### Exercise
It is required that all of the data be written out exactly.

====== Material for this exercise

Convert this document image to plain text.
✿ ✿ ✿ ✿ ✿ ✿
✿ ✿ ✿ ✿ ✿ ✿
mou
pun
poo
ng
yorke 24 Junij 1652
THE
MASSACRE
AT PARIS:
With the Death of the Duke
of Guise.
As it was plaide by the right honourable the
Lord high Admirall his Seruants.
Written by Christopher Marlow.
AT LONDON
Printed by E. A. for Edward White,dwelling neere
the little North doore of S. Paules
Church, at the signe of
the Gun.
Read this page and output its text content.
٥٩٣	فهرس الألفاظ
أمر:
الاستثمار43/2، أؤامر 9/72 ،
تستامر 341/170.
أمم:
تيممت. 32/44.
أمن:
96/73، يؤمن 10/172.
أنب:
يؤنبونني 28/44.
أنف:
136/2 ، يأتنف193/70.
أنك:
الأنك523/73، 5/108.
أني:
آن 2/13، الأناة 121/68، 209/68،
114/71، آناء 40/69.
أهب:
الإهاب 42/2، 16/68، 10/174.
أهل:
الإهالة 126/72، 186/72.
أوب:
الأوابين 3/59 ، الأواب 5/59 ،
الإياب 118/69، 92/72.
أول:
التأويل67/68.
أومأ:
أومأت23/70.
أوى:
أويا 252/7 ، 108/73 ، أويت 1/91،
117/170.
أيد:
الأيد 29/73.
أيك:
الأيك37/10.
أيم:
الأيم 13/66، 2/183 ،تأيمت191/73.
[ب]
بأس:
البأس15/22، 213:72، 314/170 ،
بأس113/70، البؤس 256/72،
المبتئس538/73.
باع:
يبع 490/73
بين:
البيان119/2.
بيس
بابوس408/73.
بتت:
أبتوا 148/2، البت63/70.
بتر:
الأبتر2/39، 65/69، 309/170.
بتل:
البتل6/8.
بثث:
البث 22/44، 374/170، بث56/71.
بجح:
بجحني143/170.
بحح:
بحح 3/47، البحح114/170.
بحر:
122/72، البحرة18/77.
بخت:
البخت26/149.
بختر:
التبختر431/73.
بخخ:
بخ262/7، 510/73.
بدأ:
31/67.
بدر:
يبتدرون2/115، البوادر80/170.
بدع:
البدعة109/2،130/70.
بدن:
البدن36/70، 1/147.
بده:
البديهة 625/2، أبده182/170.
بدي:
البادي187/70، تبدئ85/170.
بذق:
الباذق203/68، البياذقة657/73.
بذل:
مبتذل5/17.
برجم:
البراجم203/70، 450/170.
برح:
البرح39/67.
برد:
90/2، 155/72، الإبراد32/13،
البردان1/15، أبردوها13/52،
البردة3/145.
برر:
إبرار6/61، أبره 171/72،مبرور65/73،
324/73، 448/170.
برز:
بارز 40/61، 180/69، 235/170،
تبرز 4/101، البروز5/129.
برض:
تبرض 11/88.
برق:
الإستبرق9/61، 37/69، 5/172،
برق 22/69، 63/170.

============

### Expected answer
Convert this document image to plain text.
✿ ✿ ✿ ✿ ✿ ✿
✿ ✿ ✿ ✿ ✿ ✿
mou
pun
poo
ng
yorke 24 Junij 1652
THE
MASSACRE
AT PARIS:
With the Death of the Duke
of Guise.
As it was plaide by the right honourable the
Lord high Admirall his Seruants.
Written by Christopher Marlow.
AT LONDON
Printed by E. A. for Edward White,dwelling neere
the little North doore of S. Paules
Church, at the signe of
the Gun.
Read this page and output its text content.
٥٩٣	فهرس الألفاظ
أمر:
الاستثمار43/2، أؤامر 9/72 ،
تستامر 341/170.
أمم:
تيممت. 32/44.
أمن:
96/73، يؤمن 10/172.
أنب:
يؤنبونني 28/44.
أنف:
136/2 ، يأتنف193/70.
أنك:
الأنك523/73، 5/108.
أني:
آن 2/13، الأناة 121/68، 209/68،
114/71، آناء 40/69.
أهب:
الإهاب 42/2، 16/68، 10/174.
أهل:
الإهالة 126/72، 186/72.
أوب:
الأوابين 3/59 ، الأواب 5/59 ،
الإياب 118/69، 92/72.
أول:
التأويل67/68.
أومأ:
أومأت23/70.
أوى:
أويا 252/7 ، 108/73 ، أويت 1/91،
117/170.
أيد:
الأيد 29/73.
أيك:
الأيك37/10.
أيم:
الأيم 13/66، 2/183 ،تأيمت191/73.
[ب]
بأس:
البأس15/22، 213:72، 314/170 ،
بأس113/70، البؤس 256/72،
المبتئس538/73.
باع:
يبع 490/73
بين:
البيان119/2.
بيس
بابوس408/73.
بتت:
أبتوا 148/2، البت63/70.
بتر:
الأبتر2/39، 65/69، 309/170.
بتل:
البتل6/8.
بثث:
البث 22/44، 374/170، بث56/71.
بجح:
بجحني143/170.
بحح:
بحح 3/47، البحح114/170.
بحر:
122/72، البحرة18/77.
بخت:
البخت26/149.
بختر:
التبختر431/73.
بخخ:
بخ262/7، 510/73.
بدأ:
31/67.
بدر:
يبتدرون2/115، البوادر80/170.
بدع:
البدعة109/2،130/70.
بدن:
البدن36/70، 1/147.
بده:
البديهة 625/2، أبده182/170.
بدي:
البادي187/70، تبدئ85/170.
بذق:
الباذق203/68، البياذقة657/73.
بذل:
مبتذل5/17.
برجم:
البراجم203/70، 450/170.
برح:
البرح39/67.
برد:
90/2، 155/72، الإبراد32/13،
البردان1/15، أبردوها13/52،
البردة3/145.
برر:
إبرار6/61، أبره 171/72،مبرور65/73،
324/73، 448/170.
برز:
بارز 40/61، 180/69، 235/170،
تبرز 4/101، البروز5/129.
برض:
تبرض 11/88.
برق:
الإستبرق9/61، 37/69، 5/172،
برق 22/69، 63/170.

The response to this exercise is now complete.